Work required » Set out every line bearing the string "text".
┌──
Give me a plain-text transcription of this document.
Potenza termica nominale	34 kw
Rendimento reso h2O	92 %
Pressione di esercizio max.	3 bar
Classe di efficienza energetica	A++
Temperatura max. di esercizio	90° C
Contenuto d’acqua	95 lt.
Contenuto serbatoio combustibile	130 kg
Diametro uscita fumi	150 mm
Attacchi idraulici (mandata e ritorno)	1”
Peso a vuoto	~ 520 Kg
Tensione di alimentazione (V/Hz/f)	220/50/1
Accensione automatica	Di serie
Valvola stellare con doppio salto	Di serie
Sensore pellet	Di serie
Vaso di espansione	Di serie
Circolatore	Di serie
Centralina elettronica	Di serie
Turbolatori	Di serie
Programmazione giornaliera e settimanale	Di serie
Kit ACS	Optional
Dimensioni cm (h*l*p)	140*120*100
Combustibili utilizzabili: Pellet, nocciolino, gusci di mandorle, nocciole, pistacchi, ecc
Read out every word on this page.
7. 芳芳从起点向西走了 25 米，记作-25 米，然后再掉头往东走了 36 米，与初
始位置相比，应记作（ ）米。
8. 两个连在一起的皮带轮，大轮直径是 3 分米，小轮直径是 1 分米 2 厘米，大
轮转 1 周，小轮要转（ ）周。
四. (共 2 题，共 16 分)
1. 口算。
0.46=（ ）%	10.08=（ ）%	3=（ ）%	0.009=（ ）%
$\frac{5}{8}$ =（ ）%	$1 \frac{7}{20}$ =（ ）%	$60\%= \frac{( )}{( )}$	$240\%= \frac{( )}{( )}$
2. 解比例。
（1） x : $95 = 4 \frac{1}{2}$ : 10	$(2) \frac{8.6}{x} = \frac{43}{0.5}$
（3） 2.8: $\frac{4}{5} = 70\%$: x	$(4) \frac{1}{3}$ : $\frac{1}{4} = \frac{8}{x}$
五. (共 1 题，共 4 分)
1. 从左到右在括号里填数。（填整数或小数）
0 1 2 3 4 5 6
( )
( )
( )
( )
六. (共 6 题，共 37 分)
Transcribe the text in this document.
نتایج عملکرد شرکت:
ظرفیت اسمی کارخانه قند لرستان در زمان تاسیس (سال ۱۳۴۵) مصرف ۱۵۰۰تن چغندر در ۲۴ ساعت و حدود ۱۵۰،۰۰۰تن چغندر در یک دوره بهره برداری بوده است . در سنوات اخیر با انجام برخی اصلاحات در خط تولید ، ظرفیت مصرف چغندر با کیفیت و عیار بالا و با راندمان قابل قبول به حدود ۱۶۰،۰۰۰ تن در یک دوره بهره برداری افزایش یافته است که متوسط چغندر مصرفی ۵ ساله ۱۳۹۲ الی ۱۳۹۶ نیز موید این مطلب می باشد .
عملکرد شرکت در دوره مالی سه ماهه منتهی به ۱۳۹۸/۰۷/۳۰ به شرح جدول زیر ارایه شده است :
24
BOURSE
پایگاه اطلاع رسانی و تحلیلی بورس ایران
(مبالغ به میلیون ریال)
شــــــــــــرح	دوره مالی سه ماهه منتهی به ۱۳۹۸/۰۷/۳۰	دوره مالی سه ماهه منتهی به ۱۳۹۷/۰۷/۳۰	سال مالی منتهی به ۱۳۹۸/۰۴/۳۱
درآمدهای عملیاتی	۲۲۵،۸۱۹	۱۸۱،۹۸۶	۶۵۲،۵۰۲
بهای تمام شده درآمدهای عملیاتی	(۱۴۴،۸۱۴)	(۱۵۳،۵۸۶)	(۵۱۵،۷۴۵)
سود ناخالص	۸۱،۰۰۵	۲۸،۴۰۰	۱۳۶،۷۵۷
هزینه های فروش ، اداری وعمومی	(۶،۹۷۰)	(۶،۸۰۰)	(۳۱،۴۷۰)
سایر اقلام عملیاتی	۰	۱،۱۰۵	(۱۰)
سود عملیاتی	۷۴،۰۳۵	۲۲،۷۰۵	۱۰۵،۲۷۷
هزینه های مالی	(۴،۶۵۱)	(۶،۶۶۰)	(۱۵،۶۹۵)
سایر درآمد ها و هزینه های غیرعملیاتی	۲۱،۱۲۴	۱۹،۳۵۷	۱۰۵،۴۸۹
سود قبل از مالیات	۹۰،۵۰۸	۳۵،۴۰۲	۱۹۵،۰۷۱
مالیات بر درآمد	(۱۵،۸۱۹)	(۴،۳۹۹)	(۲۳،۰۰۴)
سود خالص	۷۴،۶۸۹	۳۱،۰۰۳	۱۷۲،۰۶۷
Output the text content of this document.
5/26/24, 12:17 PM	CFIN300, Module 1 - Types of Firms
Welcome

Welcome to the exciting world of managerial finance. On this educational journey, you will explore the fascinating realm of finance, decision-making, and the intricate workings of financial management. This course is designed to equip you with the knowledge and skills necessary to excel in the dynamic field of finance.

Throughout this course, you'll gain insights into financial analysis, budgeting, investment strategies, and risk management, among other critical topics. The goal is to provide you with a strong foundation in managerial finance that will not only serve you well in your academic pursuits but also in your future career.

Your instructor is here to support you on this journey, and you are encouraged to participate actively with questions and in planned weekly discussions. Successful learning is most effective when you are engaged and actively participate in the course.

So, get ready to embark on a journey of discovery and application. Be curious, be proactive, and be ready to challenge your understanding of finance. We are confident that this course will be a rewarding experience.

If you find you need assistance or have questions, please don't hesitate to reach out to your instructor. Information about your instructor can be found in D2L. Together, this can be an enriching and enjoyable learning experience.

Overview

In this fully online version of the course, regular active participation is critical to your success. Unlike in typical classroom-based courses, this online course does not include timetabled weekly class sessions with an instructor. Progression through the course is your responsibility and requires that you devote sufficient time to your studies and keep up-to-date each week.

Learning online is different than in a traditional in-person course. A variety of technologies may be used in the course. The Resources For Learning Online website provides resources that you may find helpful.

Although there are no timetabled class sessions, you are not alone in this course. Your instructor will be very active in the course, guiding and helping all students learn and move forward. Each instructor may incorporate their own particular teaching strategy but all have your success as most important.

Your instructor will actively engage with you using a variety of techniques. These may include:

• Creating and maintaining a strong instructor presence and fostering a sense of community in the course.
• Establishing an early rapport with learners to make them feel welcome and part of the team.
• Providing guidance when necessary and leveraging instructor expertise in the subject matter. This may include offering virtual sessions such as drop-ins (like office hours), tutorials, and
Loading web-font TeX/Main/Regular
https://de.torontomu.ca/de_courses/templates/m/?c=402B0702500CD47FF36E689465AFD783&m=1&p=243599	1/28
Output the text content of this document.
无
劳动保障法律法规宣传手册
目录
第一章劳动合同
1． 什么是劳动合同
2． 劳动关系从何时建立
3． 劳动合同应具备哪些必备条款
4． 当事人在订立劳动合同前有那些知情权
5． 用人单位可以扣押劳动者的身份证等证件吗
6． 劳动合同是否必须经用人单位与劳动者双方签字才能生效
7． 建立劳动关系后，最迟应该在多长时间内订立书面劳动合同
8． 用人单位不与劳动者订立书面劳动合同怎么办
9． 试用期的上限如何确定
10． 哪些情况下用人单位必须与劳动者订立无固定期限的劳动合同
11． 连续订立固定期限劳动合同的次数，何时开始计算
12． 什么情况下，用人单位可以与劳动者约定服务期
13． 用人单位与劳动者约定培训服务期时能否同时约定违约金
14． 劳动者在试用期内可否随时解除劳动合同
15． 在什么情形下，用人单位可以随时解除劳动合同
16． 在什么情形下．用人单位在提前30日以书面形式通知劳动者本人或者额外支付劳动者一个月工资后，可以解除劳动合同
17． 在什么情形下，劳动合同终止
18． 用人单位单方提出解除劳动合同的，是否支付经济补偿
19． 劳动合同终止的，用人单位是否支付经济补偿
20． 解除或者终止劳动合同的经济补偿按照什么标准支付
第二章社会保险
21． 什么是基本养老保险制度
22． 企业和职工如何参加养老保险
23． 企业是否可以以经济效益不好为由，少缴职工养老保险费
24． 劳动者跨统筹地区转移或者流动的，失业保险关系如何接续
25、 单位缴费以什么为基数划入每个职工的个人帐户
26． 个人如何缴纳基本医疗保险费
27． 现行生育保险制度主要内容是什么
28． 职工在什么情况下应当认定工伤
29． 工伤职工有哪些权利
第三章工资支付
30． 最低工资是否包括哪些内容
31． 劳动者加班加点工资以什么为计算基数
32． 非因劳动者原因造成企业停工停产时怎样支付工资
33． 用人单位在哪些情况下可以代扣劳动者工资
└──
Exercise output »
Give me a plain-text transcription of this document.
Transcribe the text in this document.
Output the text content of this document.
Output the text content of this document.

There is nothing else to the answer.